• _The task_:
Search the material below for the word "carpetas" and copy every line in which it occurs.

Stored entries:
##########

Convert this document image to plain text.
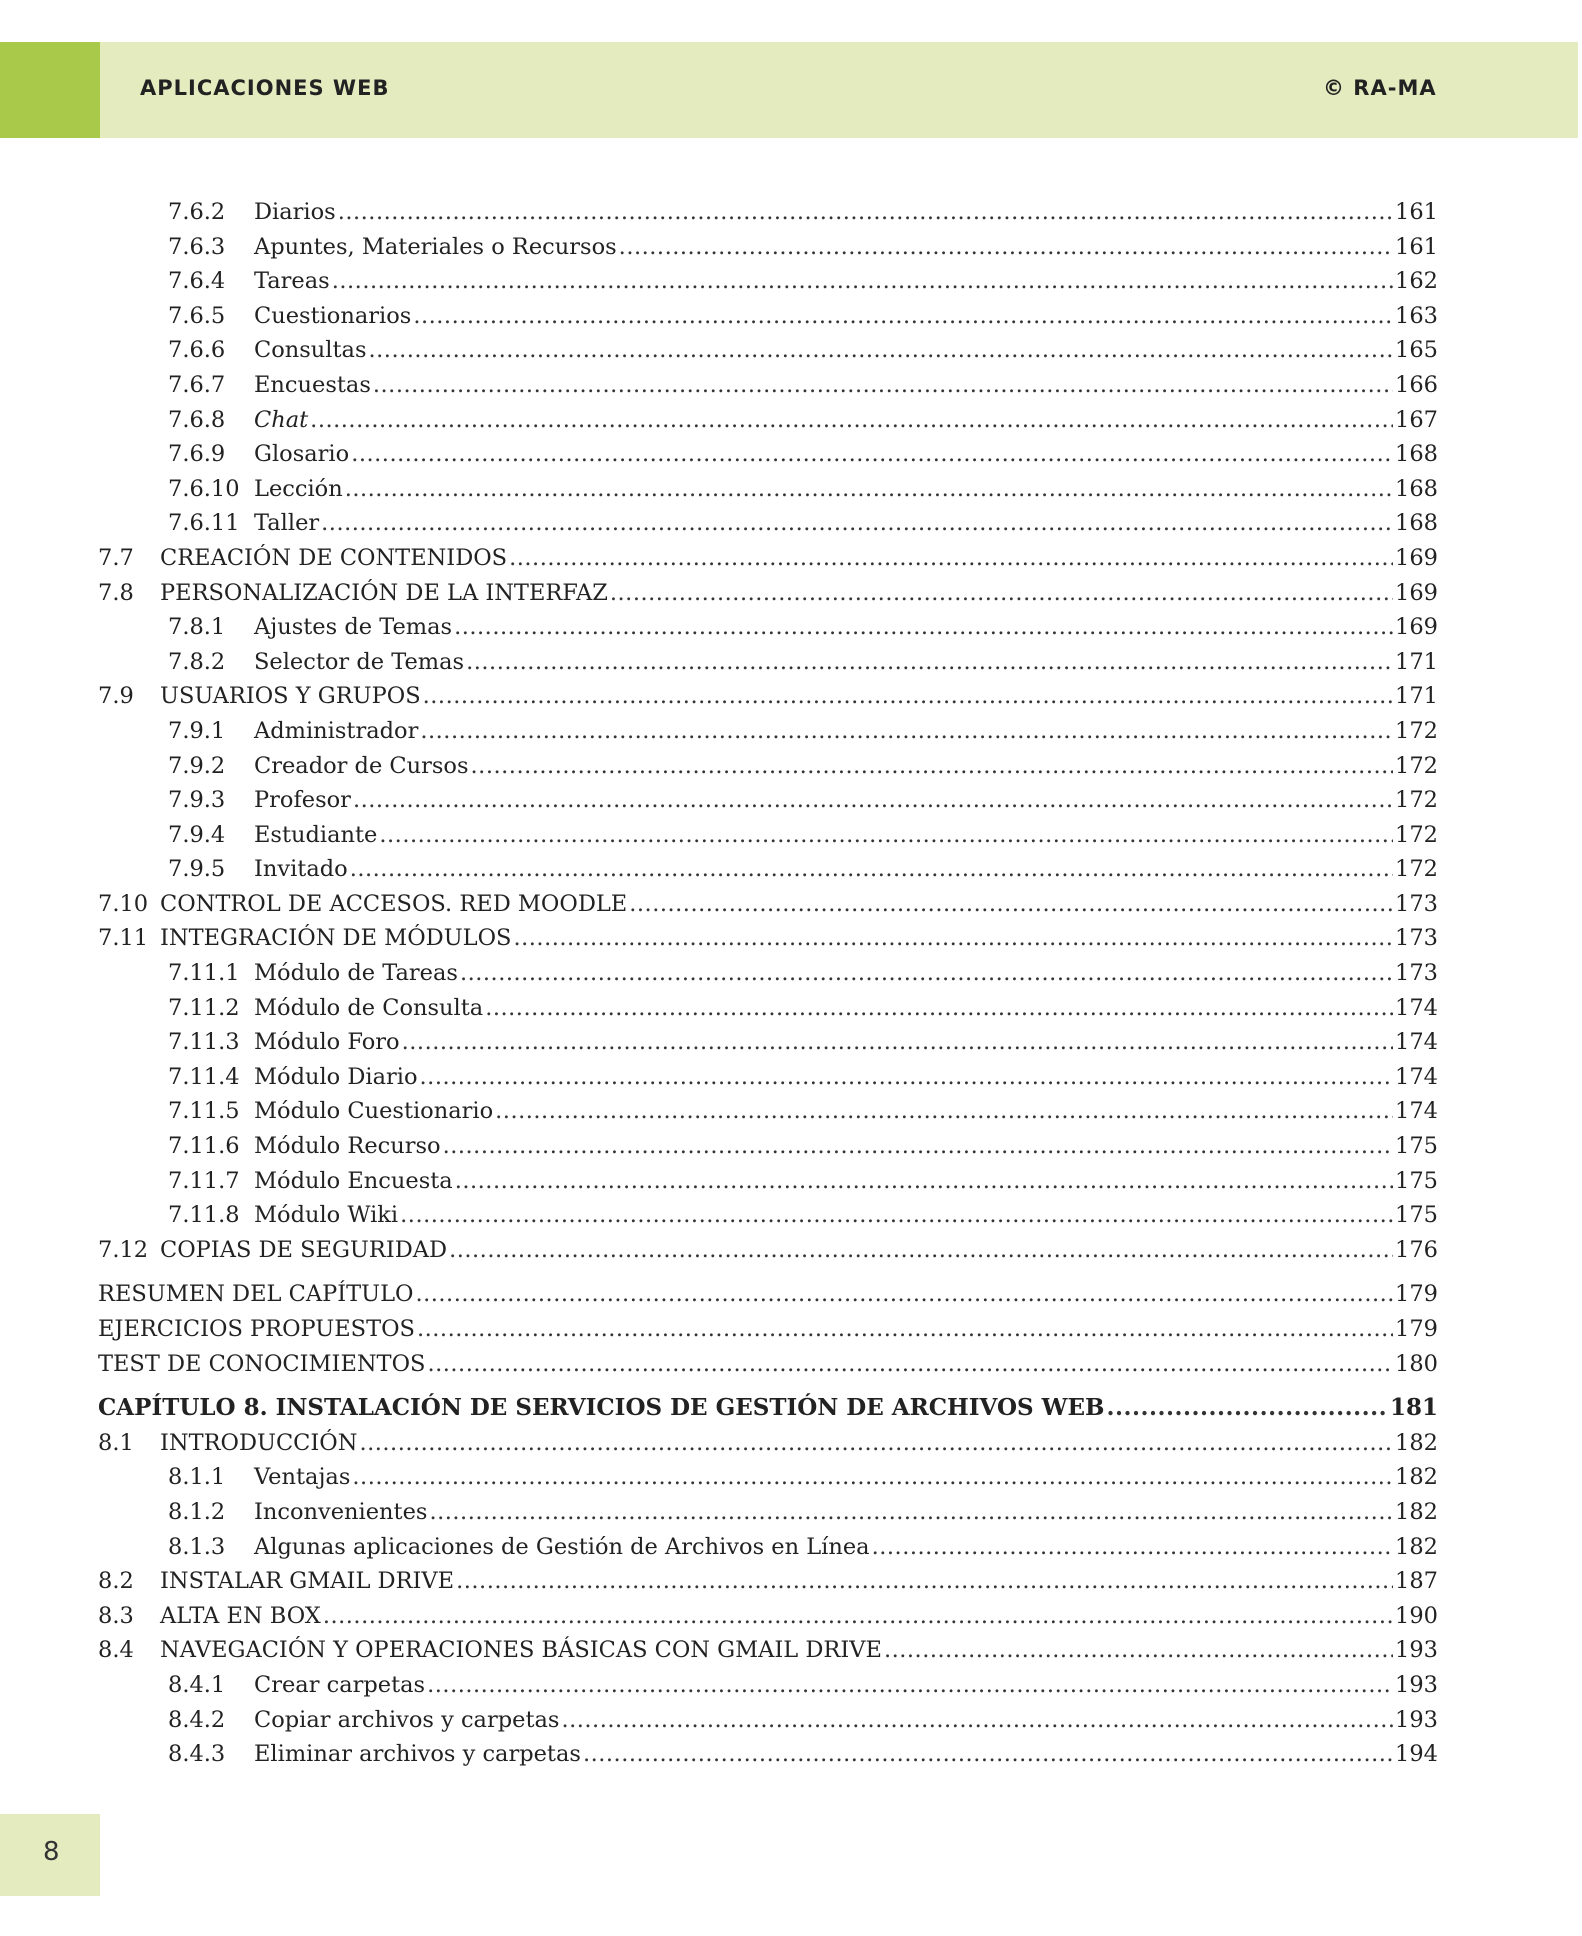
APLICACIONES WEB	© RA-MA
7.6.2	Diarios .....	161
7.6.3	Apuntes, Materiales o Recursos .....	161
7.6.4	Tareas .....	162
7.6.5	Cuestionarios .....	163
7.6.6	Consultas .....	165
7.6.7	Encuestas .....	166
7.6.8	Chat .....	167
7.6.9	Glosario .....	168
7.6.10 Lección .....	168
7.6.11 Taller .....	168
7.7	CREACIÓN DE CONTENIDOS .....	169
7.8	PERSONALIZACIÓN DE LA INTERFAZ .....	169
7.8.1	Ajustes de Temas .....	169
7.8.2	Selector de Temas .....	171
7.9	USUARIOS Y GRUPOS .....	171
7.9.1	Administrador .....	172
7.9.2	Creador de Cursos .....	172
7.9.3	Profesor .....	172
7.9.4	Estudiante .....	172
7.9.5	Invitado .....	172
7.10 CONTROL DE ACCESOS. RED MOODLE .....	173
7.11 INTEGRACIÓN DE MÓDULOS .....	173
7.11.1 Módulo de Tareas .....	173
7.11.2 Módulo de Consulta .....	174
7.11.3 Módulo Foro .....	174
7.11.4 Módulo Diario .....	174
7.11.5 Módulo Cuestionario .....	174
7.11.6 Módulo Recurso .....	175
7.11.7 Módulo Encuesta .....	175
7.11.8 Módulo Wiki .....	175
7.12 COPIAS DE SEGURIDAD .....	176
RESUMEN DEL CAPÍTULO .....	179
EJERCICIOS PROPUESTOS .....	179
TEST DE CONOCIMIENTOS .....	180
CAPÍTULO 8. INSTALACIÓN DE SERVICIOS DE GESTIÓN DE ARCHIVOS WEB .....	181
8.1	INTRODUCCIÓN .....	182
8.1.1	Ventajas .....	182
8.1.2	Inconvenientes .....	182
8.1.3	Algunas aplicaciones de Gestión de Archivos en Línea .....	182
8.2	INSTALAR GMAIL DRIVE .....	187
8.3	ALTA EN BOX .....	190
8.4	NAVEGACIÓN Y OPERACIONES BÁSICAS CON GMAIL DRIVE .....	193
8.4.1	Crear carpetas .....	193
8.4.2	Copiar archivos y carpetas .....	193
8.4.3	Eliminar archivos y carpetas .....	194
8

##########

• _Expected answer_:
8.4.1	Crear carpetas .....	193
8.4.2	Copiar archivos y carpetas .....	193
8.4.3	Eliminar archivos y carpetas .....	194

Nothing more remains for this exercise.